Start of Data to process
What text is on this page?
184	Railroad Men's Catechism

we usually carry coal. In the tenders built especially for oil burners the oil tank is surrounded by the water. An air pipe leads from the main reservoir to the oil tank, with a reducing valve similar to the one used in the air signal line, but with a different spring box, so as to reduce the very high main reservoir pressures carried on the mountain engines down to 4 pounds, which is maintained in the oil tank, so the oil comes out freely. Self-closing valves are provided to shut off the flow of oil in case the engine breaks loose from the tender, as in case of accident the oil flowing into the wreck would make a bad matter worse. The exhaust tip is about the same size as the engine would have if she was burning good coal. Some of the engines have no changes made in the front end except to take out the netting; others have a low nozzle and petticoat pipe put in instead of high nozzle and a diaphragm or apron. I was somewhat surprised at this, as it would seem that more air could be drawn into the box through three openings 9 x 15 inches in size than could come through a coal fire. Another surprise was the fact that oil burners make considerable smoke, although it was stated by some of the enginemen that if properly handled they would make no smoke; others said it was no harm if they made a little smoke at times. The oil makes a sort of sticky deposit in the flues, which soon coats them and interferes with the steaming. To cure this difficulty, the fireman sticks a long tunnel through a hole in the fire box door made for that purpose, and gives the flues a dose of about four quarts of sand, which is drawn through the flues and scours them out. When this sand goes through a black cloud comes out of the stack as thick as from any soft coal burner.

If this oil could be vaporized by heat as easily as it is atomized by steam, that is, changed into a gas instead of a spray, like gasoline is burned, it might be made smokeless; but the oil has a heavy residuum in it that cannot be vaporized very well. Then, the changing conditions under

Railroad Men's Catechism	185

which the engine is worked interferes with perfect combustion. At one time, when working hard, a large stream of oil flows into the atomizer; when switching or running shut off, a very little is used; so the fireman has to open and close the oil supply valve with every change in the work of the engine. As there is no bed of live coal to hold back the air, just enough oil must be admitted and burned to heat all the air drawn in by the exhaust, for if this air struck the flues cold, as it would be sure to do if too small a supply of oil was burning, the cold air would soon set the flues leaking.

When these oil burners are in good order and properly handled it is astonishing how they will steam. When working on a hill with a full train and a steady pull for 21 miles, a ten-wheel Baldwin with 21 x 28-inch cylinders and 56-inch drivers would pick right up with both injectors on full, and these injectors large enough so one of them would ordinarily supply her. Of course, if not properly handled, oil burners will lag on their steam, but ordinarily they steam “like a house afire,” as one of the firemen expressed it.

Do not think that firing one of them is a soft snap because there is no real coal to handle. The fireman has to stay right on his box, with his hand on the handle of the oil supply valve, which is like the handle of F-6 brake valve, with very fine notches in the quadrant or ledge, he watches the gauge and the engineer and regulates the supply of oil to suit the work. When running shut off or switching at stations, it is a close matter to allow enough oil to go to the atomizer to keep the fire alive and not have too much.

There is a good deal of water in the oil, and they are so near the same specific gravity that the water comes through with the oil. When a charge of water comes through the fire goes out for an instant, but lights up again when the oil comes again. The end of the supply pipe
End of Data to process
Problem to solve:
Pull out every line containing "Catechism".

Solved exercise:
184	Railroad Men's Catechism
Railroad Men's Catechism	185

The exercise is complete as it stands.